Data excerpts
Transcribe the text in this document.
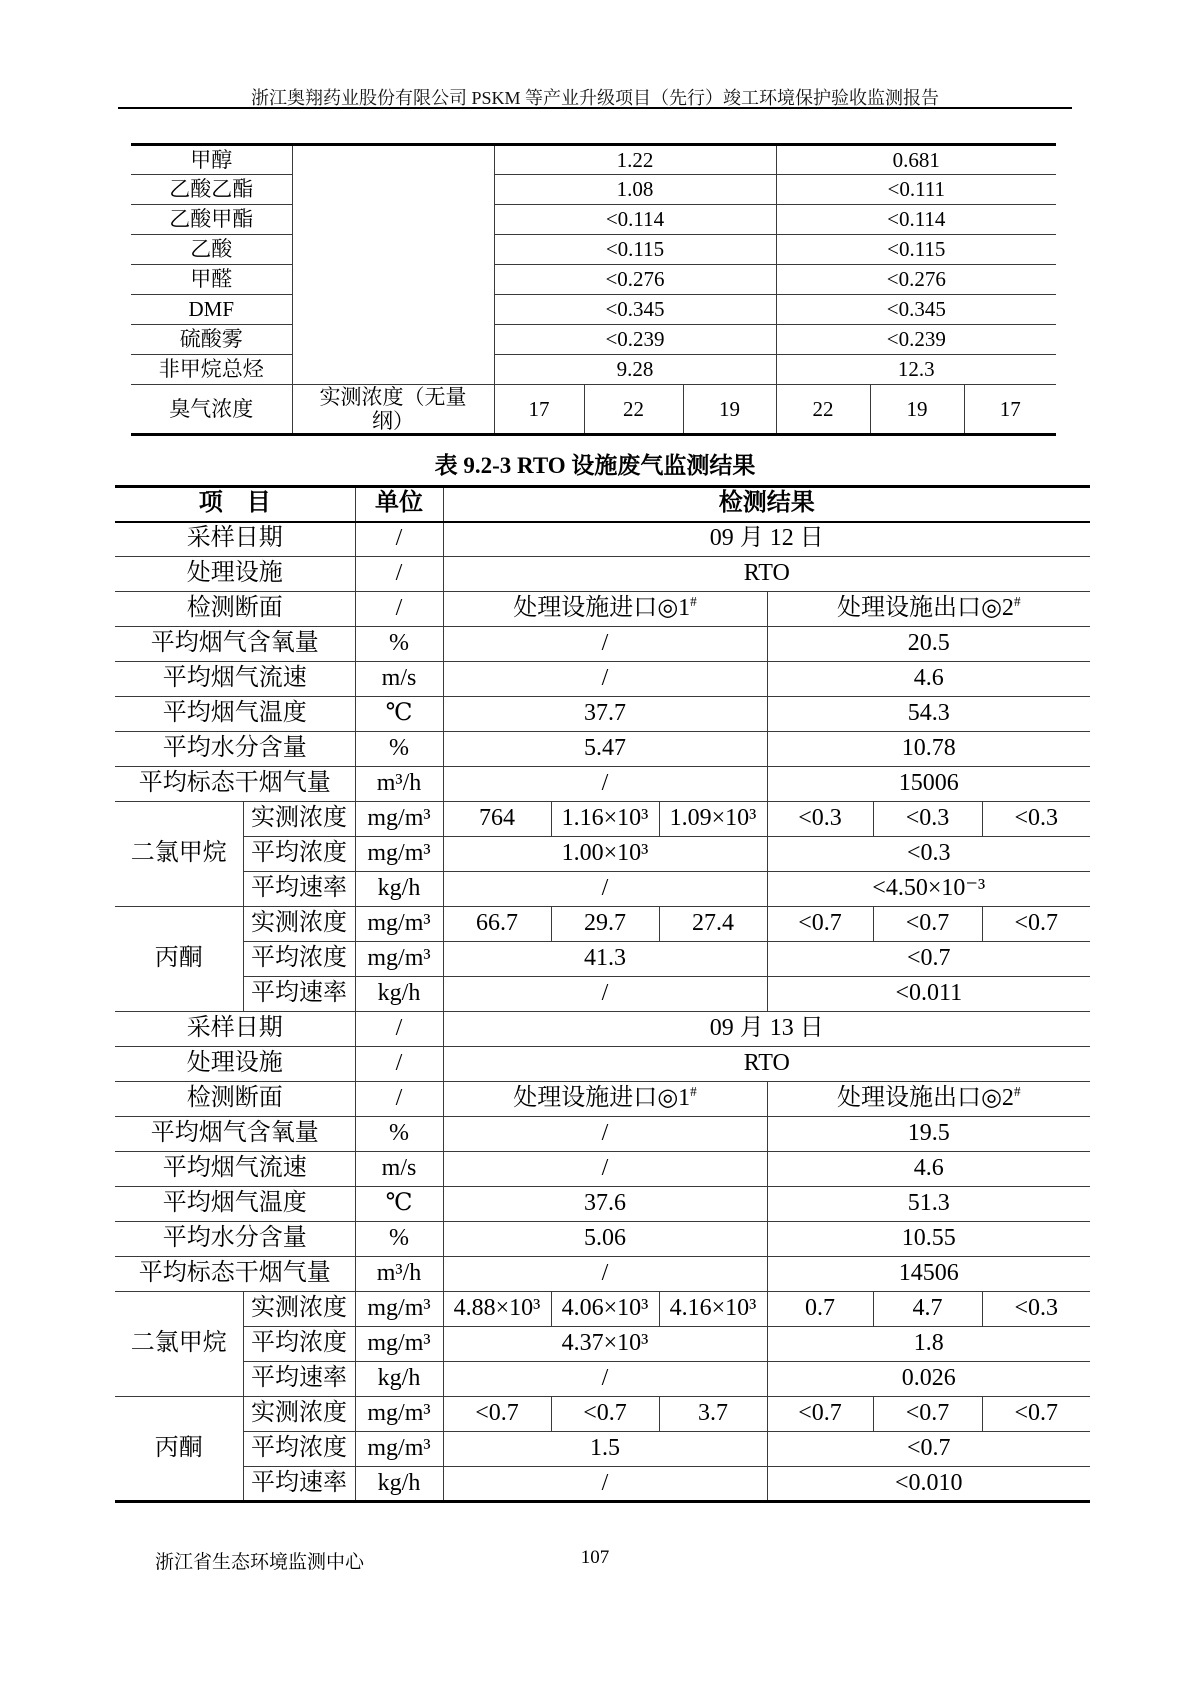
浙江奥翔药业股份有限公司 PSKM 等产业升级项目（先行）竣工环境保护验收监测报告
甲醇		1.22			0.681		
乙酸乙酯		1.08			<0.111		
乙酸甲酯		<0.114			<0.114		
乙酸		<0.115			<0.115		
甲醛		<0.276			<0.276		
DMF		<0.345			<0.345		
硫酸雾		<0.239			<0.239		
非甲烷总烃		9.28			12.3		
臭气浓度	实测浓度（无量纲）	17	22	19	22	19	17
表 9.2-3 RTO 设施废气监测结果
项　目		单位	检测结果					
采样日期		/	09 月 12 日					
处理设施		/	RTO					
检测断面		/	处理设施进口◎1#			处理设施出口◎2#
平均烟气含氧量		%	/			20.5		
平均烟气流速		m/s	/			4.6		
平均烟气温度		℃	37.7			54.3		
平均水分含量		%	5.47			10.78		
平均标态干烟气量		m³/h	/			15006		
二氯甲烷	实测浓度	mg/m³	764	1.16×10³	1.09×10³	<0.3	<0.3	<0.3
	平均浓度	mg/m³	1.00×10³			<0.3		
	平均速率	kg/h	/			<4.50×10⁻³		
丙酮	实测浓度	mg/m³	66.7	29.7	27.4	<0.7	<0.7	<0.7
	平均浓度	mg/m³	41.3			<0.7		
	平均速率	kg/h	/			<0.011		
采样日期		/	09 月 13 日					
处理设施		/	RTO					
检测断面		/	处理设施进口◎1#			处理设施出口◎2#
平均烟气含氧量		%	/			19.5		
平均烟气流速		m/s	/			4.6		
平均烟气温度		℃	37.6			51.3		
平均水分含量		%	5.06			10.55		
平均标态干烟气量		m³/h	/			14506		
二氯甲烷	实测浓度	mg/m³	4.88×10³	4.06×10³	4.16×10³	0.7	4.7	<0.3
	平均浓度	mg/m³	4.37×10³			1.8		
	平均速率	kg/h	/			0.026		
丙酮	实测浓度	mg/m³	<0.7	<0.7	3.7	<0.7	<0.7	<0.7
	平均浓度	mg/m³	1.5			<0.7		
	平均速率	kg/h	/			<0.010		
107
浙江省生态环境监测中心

* DIRECTIONS: All the material shown above is to be copied exactly, with no pictures carried over.

* RESPONSE:
Transcribe the text in this document.
浙江奥翔药业股份有限公司 PSKM 等产业升级项目（先行）竣工环境保护验收监测报告
甲醇		1.22			0.681		
乙酸乙酯		1.08			<0.111		
乙酸甲酯		<0.114			<0.114		
乙酸		<0.115			<0.115		
甲醛		<0.276			<0.276		
DMF		<0.345			<0.345		
硫酸雾		<0.239			<0.239		
非甲烷总烃		9.28			12.3		
臭气浓度	实测浓度（无量纲）	17	22	19	22	19	17
表 9.2-3 RTO 设施废气监测结果
项　目		单位	检测结果					
采样日期		/	09 月 12 日					
处理设施		/	RTO					
检测断面		/	处理设施进口◎1#			处理设施出口◎2#
平均烟气含氧量		%	/			20.5		
平均烟气流速		m/s	/			4.6		
平均烟气温度		℃	37.7			54.3		
平均水分含量		%	5.47			10.78		
平均标态干烟气量		m³/h	/			15006		
二氯甲烷	实测浓度	mg/m³	764	1.16×10³	1.09×10³	<0.3	<0.3	<0.3
	平均浓度	mg/m³	1.00×10³			<0.3		
	平均速率	kg/h	/			<4.50×10⁻³		
丙酮	实测浓度	mg/m³	66.7	29.7	27.4	<0.7	<0.7	<0.7
	平均浓度	mg/m³	41.3			<0.7		
	平均速率	kg/h	/			<0.011		
采样日期		/	09 月 13 日					
处理设施		/	RTO					
检测断面		/	处理设施进口◎1#			处理设施出口◎2#
平均烟气含氧量		%	/			19.5		
平均烟气流速		m/s	/			4.6		
平均烟气温度		℃	37.6			51.3		
平均水分含量		%	5.06			10.55		
平均标态干烟气量		m³/h	/			14506		
二氯甲烷	实测浓度	mg/m³	4.88×10³	4.06×10³	4.16×10³	0.7	4.7	<0.3
	平均浓度	mg/m³	4.37×10³			1.8		
	平均速率	kg/h	/			0.026		
丙酮	实测浓度	mg/m³	<0.7	<0.7	3.7	<0.7	<0.7	<0.7
	平均浓度	mg/m³	1.5			<0.7		
	平均速率	kg/h	/			<0.010		
107
浙江省生态环境监测中心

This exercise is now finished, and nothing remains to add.